• [Saved entries]:
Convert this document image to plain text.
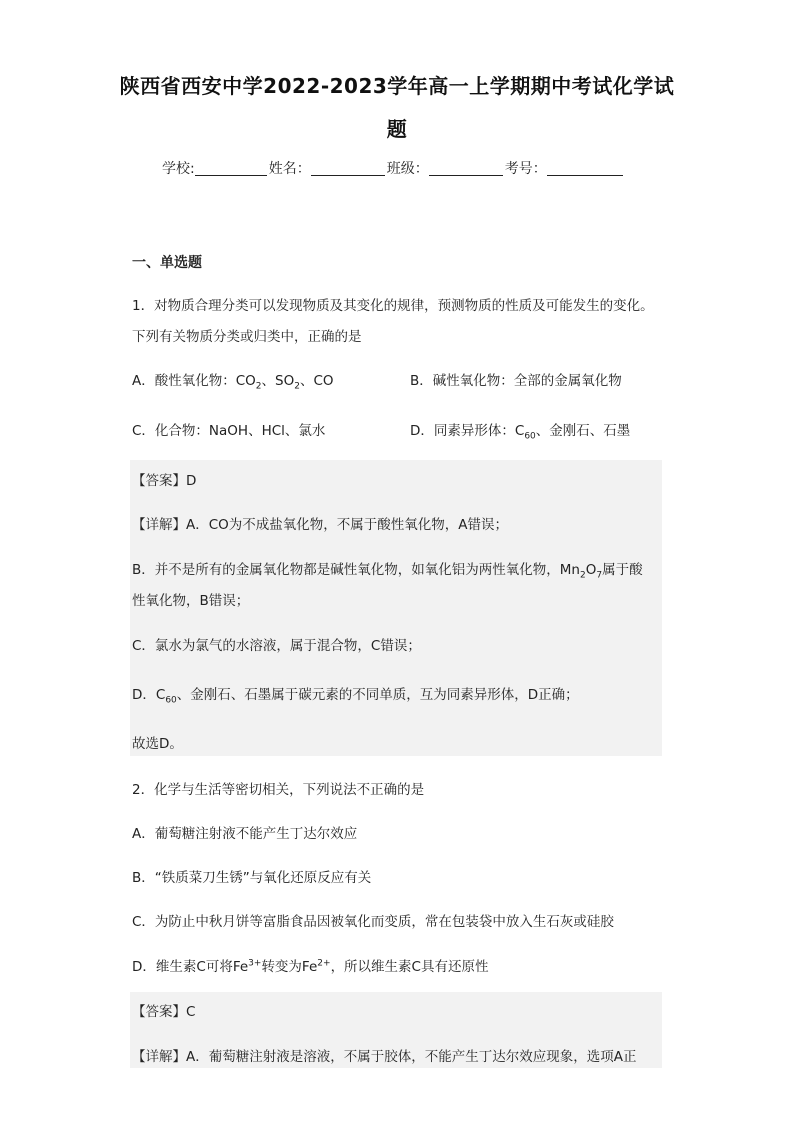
陕西省西安中学2022-2023学年高一上学期期中考试化学试
题
学校:	姓名：	班级：	考号：
一、单选题
1．对物质合理分类可以发现物质及其变化的规律，预测物质的性质及可能发生的变化。
下列有关物质分类或归类中，正确的是
A．酸性氧化物：$CO_2$、$SO_2$、CO	B．碱性氧化物：全部的金属氧化物
C．化合物：NaOH、HCl、氯水	D．同素异形体：$C_{60}$、金刚石、石墨
【答案】D
【详解】A．CO为不成盐氧化物，不属于酸性氧化物，A错误；
B．并不是所有的金属氧化物都是碱性氧化物，如氧化铝为两性氧化物，$Mn_2O_7$属于酸
性氧化物，B错误；
C．氯水为氯气的水溶液，属于混合物，C错误；
D．$C_{60}$、金刚石、石墨属于碳元素的不同单质，互为同素异形体，D正确；
故选D。
2．化学与生活等密切相关，下列说法不正确的是
A．葡萄糖注射液不能产生丁达尔效应
B．“铁质菜刀生锈”与氧化还原反应有关
C．为防止中秋月饼等富脂食品因被氧化而变质，常在包装袋中放入生石灰或硅胶
D．维生素C可将$Fe^{3+}$转变为$Fe^{2+}$，所以维生素C具有还原性
【答案】C
【详解】A．葡萄糖注射液是溶液，不属于胶体，不能产生丁达尔效应现象，选项A正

• [DIRECTIVE]: Return the listing above unchanged, apart from dropping its pictures.

• [FINAL RESULT]:
Convert this document image to plain text.
陕西省西安中学2022-2023学年高一上学期期中考试化学试
题
学校:	姓名：	班级：	考号：
一、单选题
1．对物质合理分类可以发现物质及其变化的规律，预测物质的性质及可能发生的变化。
下列有关物质分类或归类中，正确的是
A．酸性氧化物：$CO_2$、$SO_2$、CO	B．碱性氧化物：全部的金属氧化物
C．化合物：NaOH、HCl、氯水	D．同素异形体：$C_{60}$、金刚石、石墨
【答案】D
【详解】A．CO为不成盐氧化物，不属于酸性氧化物，A错误；
B．并不是所有的金属氧化物都是碱性氧化物，如氧化铝为两性氧化物，$Mn_2O_7$属于酸
性氧化物，B错误；
C．氯水为氯气的水溶液，属于混合物，C错误；
D．$C_{60}$、金刚石、石墨属于碳元素的不同单质，互为同素异形体，D正确；
故选D。
2．化学与生活等密切相关，下列说法不正确的是
A．葡萄糖注射液不能产生丁达尔效应
B．“铁质菜刀生锈”与氧化还原反应有关
C．为防止中秋月饼等富脂食品因被氧化而变质，常在包装袋中放入生石灰或硅胶
D．维生素C可将$Fe^{3+}$转变为$Fe^{2+}$，所以维生素C具有还原性
【答案】C
【详解】A．葡萄糖注射液是溶液，不属于胶体，不能产生丁达尔效应现象，选项A正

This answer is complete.